Exercise prompt:
Write out each line from the data below that includes the word "style".

[Stored entries]

________________________________________

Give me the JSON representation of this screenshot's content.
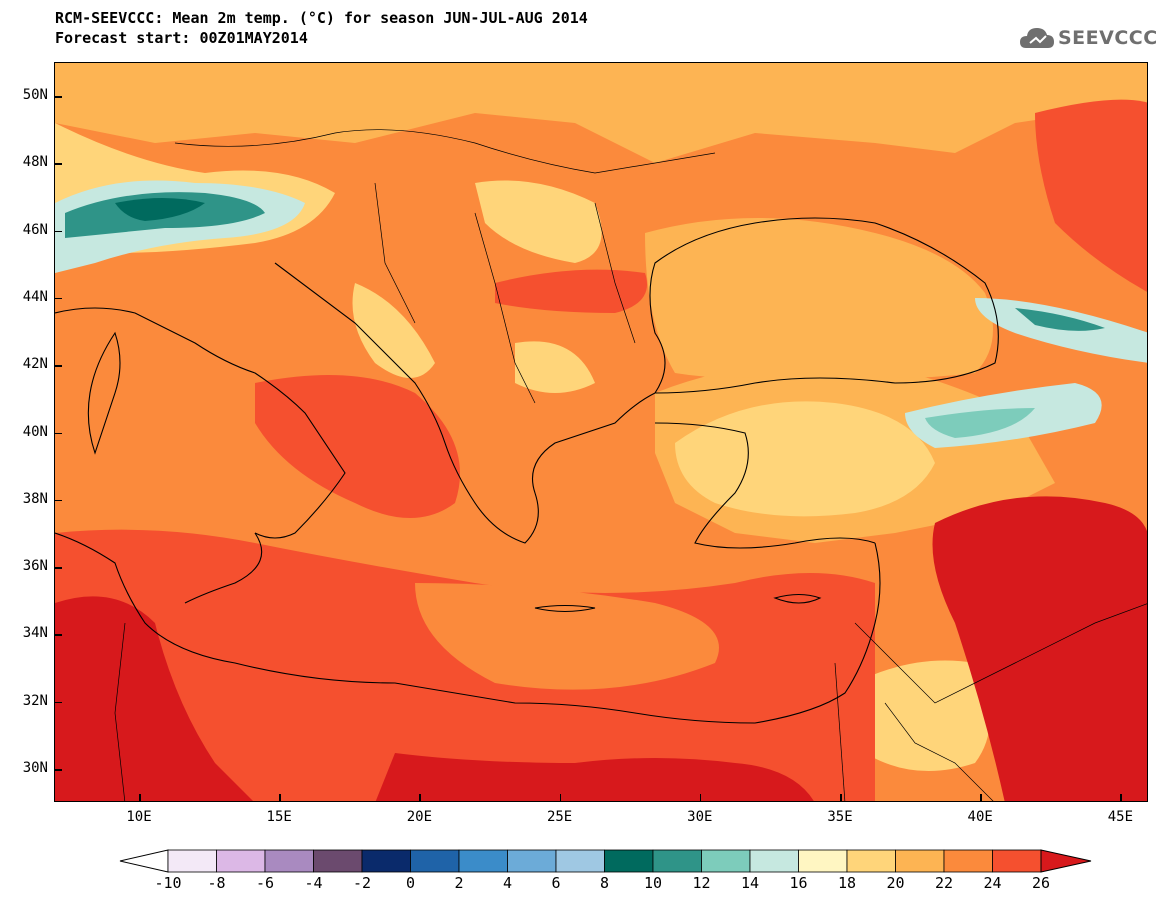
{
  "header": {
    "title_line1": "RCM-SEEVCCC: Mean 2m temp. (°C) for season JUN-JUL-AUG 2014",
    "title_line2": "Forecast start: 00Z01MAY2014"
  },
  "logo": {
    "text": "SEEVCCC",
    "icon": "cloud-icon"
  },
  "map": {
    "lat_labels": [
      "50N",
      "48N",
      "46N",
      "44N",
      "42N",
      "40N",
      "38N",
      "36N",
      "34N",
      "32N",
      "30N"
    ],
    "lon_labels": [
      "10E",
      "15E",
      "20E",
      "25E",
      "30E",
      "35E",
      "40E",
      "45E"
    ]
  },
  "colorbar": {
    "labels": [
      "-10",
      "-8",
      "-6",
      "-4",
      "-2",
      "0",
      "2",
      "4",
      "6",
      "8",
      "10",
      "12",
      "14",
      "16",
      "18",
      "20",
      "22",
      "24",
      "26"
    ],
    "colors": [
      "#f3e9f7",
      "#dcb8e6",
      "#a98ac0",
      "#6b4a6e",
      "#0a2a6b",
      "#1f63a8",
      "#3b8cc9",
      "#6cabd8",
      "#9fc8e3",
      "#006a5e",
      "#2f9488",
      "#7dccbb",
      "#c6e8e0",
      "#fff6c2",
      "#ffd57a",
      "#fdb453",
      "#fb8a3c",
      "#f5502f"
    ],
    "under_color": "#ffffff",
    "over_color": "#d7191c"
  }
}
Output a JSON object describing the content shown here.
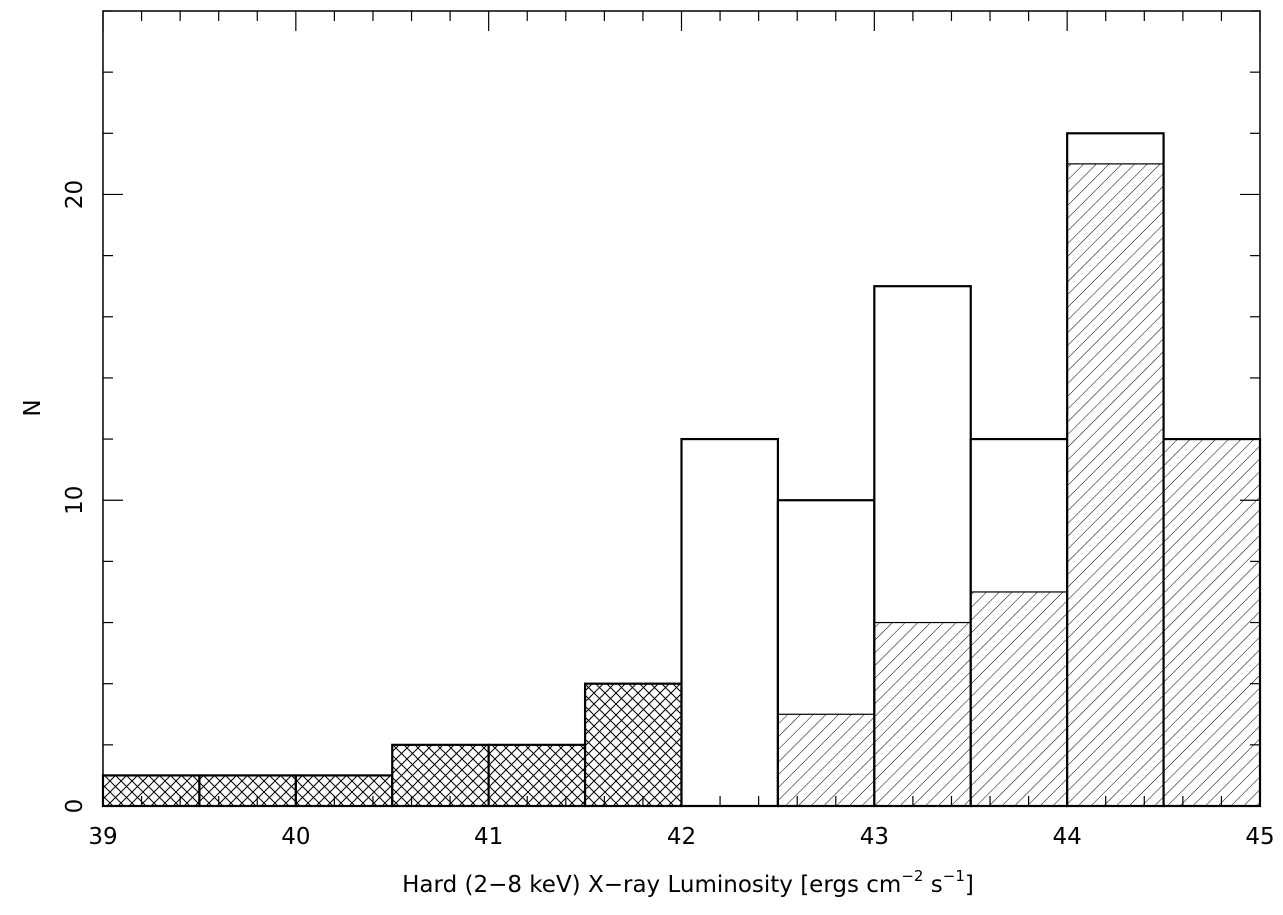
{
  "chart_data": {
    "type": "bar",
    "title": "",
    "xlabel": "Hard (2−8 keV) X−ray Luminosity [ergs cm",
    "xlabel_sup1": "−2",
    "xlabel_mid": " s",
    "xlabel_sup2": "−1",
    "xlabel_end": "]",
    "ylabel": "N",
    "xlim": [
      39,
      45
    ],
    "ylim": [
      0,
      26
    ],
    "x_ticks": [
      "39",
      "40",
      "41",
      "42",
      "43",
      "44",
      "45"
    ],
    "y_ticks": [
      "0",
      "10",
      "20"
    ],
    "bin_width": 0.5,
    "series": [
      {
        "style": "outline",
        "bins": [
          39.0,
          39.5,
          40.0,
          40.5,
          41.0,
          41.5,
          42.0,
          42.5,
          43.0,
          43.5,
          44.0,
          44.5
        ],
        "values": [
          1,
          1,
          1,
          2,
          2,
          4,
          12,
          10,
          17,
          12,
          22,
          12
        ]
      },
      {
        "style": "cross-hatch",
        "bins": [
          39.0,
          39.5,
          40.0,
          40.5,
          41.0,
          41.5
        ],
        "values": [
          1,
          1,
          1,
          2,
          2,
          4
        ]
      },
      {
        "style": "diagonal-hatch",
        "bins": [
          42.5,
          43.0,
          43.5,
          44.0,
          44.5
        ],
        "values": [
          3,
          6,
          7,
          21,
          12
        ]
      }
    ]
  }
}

________________________________________

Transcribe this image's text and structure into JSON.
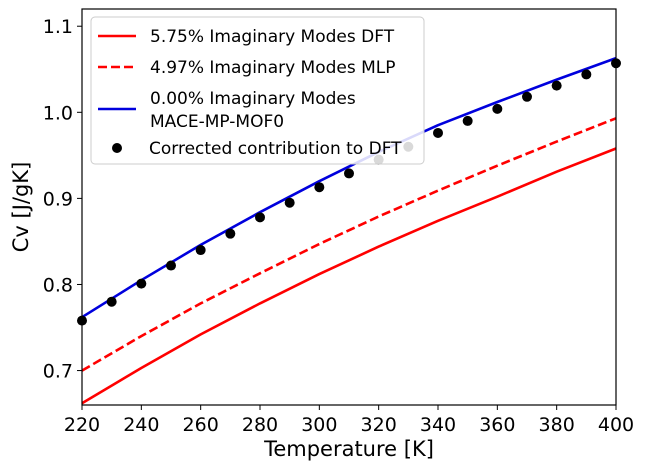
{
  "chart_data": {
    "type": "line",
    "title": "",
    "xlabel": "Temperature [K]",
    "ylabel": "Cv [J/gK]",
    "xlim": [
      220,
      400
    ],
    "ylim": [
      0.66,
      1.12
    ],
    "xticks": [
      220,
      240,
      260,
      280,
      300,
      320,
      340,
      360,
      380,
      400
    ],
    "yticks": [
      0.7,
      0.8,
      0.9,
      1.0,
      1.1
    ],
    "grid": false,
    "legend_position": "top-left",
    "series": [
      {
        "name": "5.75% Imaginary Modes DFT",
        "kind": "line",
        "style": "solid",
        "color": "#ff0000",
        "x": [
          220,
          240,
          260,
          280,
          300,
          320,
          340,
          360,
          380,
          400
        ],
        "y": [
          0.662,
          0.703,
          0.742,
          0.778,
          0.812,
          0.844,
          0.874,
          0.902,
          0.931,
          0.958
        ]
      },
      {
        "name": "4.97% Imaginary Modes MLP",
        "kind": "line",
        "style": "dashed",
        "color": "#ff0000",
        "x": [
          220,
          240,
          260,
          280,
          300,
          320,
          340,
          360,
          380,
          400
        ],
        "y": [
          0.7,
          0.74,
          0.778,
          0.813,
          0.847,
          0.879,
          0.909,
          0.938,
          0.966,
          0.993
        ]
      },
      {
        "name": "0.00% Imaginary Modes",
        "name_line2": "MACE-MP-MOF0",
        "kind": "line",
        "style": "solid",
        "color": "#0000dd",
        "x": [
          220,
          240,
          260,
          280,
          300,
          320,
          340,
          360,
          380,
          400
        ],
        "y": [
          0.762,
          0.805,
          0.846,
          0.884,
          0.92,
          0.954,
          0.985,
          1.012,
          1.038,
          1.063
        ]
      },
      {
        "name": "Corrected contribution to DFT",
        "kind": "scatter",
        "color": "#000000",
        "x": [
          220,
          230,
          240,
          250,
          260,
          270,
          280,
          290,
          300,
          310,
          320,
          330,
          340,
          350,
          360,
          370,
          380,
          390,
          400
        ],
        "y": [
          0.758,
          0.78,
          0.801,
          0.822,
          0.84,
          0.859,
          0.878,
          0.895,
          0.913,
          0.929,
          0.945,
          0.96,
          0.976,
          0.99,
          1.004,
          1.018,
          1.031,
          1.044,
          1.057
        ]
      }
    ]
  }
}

________________________________________

Exercise answer:
        "style": "outline",
        "style": "cross-hatch",
        "style": "diagonal-hatch",
        "style": "solid",
        "style": "dashed",
        "style": "solid",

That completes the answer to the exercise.